=== Recorded information ===
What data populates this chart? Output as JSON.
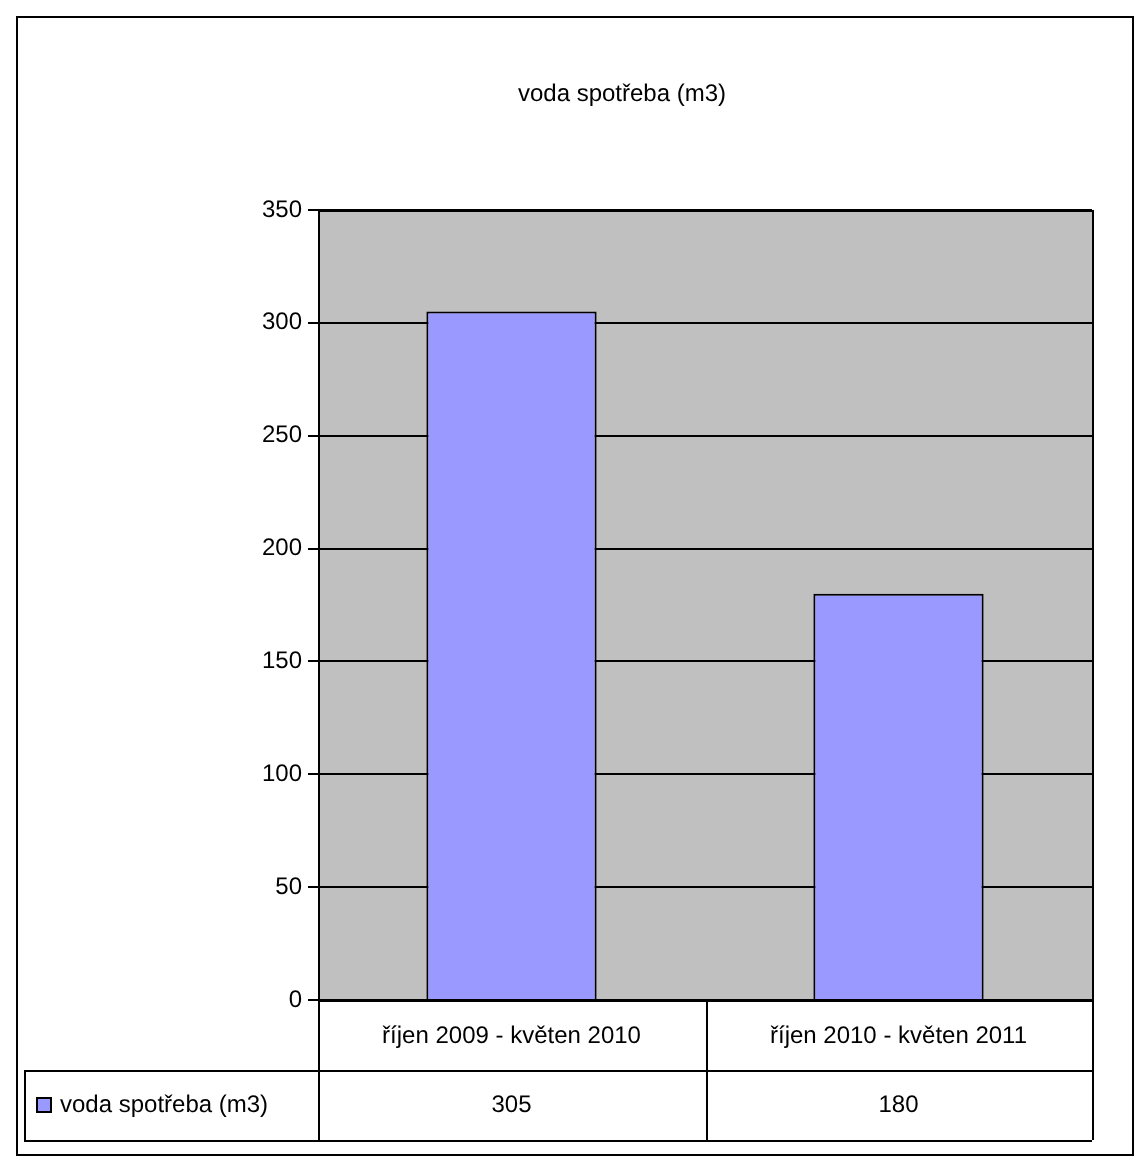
{
  "chart_data": {
    "type": "bar",
    "title": "voda spotřeba (m3)",
    "categories": [
      "říjen 2009 - květen 2010",
      "říjen 2010 - květen 2011"
    ],
    "series": [
      {
        "name": "voda spotřeba (m3)",
        "color": "#9999ff",
        "values": [
          305,
          180
        ]
      }
    ],
    "ylim": [
      0,
      350
    ],
    "yticks": [
      0,
      50,
      100,
      150,
      200,
      250,
      300,
      350
    ],
    "grid": "y",
    "legend": "bottom",
    "data_labels": true
  }
}
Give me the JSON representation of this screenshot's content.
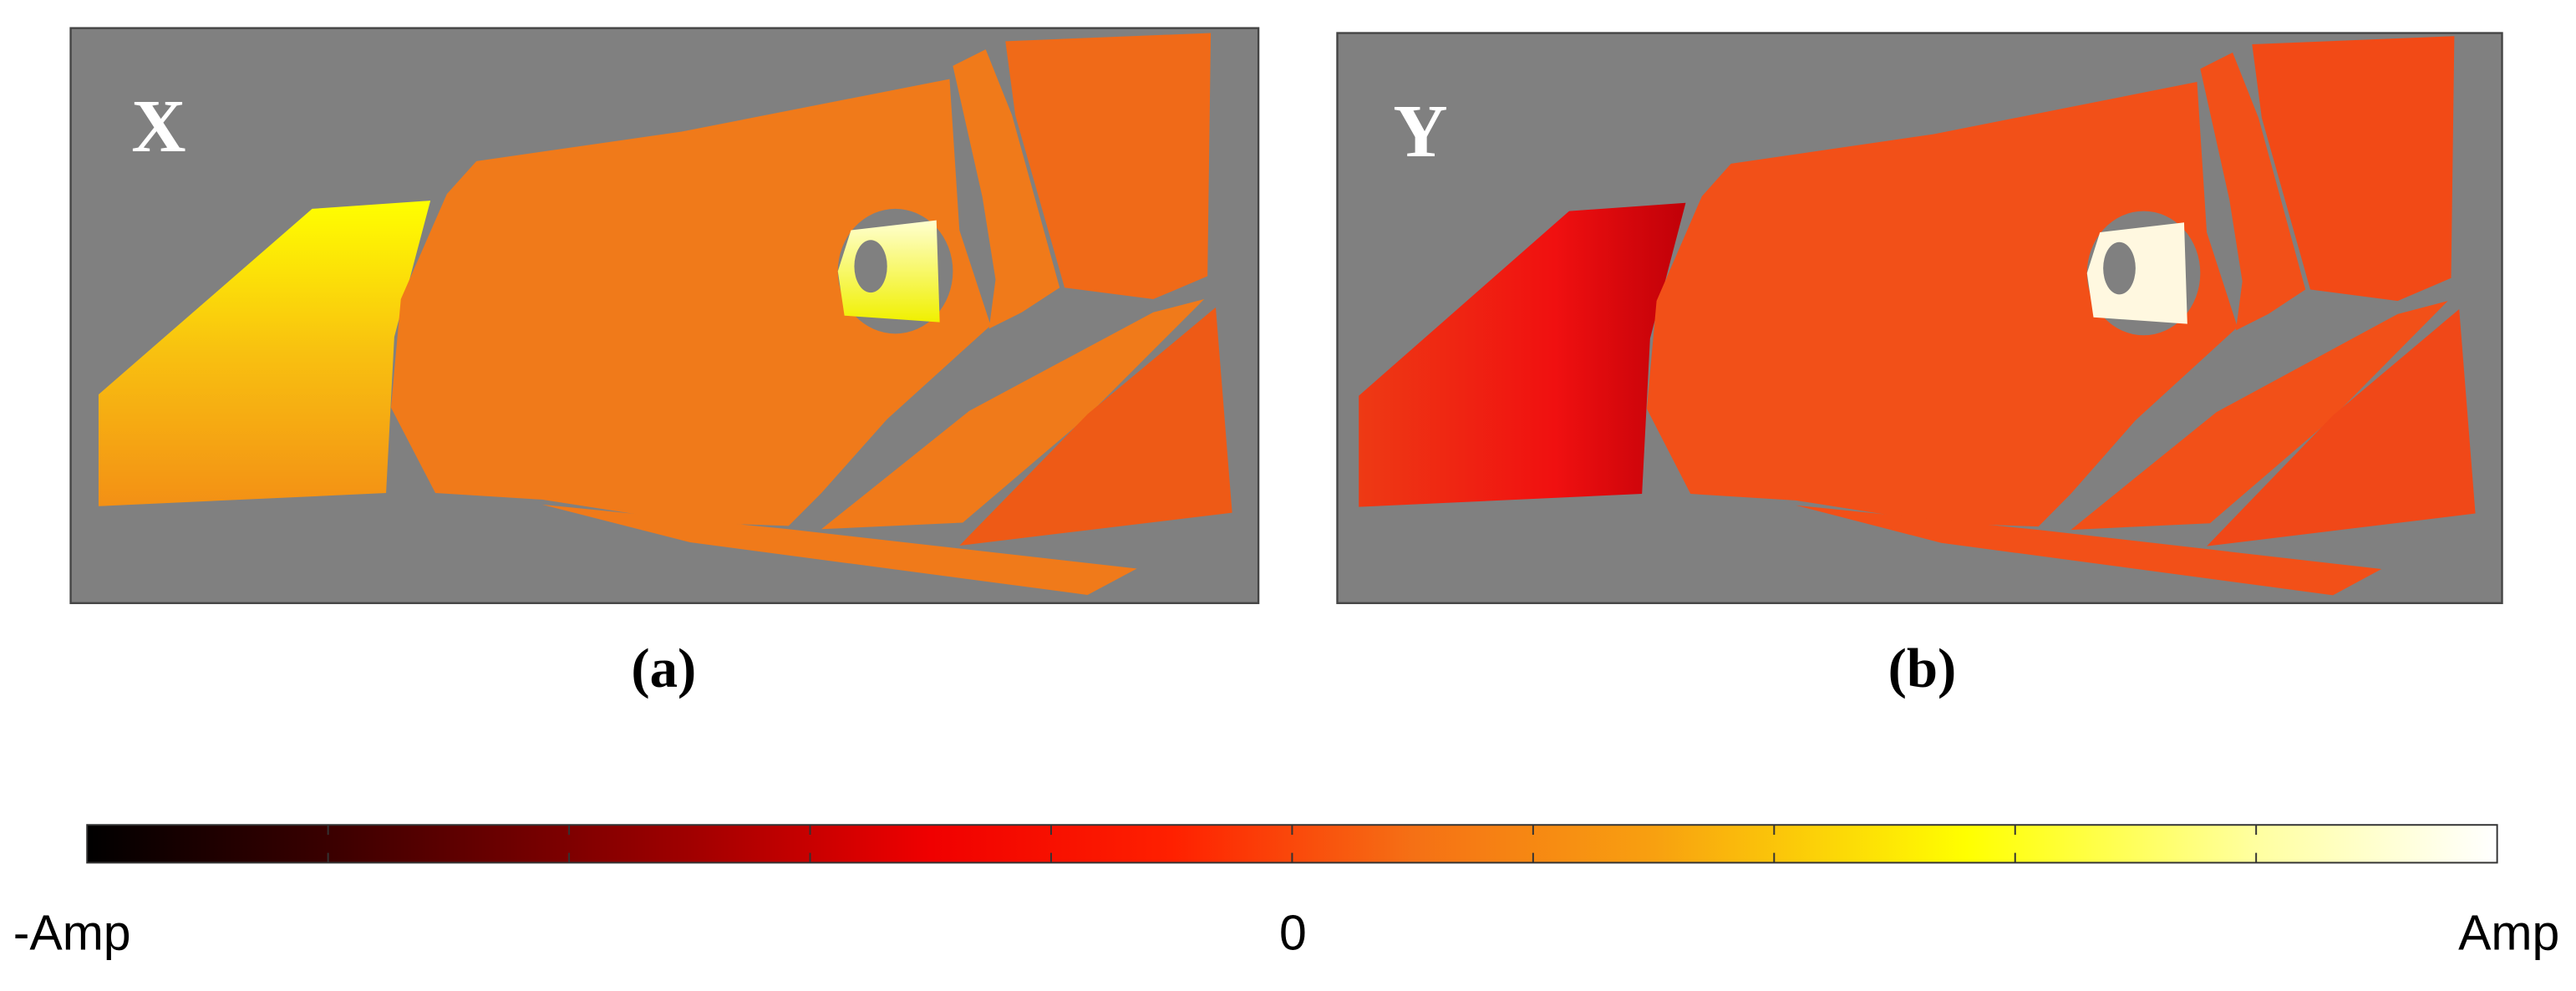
{
  "panels": [
    {
      "label": "X",
      "caption": "(a)"
    },
    {
      "label": "Y",
      "caption": "(b)"
    }
  ],
  "colorbar": {
    "labels": [
      "-Amp",
      "0",
      "Amp"
    ]
  }
}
===
▶ [What is asked]: Repeat each entry precisely as it appears. Leave the pictures out.

▶ [Solution for this exercise]:
What data populates this chart? Output as JSON.
{
  "chart_data": {
    "type": "bar",
    "title": "voda spotřeba (m3)",
    "categories": [
      "říjen 2009 - květen 2010",
      "říjen 2010 - květen 2011"
    ],
    "series": [
      {
        "name": "voda spotřeba (m3)",
        "color": "#9999ff",
        "values": [
          305,
          180
        ]
      }
    ],
    "ylim": [
      0,
      350
    ],
    "yticks": [
      0,
      50,
      100,
      150,
      200,
      250,
      300,
      350
    ],
    "grid": "y",
    "legend": "bottom",
    "data_labels": true
  }
}
Give me the JSON representation of this screenshot's content.
{
  "panels": [
    {
      "label": "X",
      "caption": "(a)"
    },
    {
      "label": "Y",
      "caption": "(b)"
    }
  ],
  "colorbar": {
    "labels": [
      "-Amp",
      "0",
      "Amp"
    ]
  }
}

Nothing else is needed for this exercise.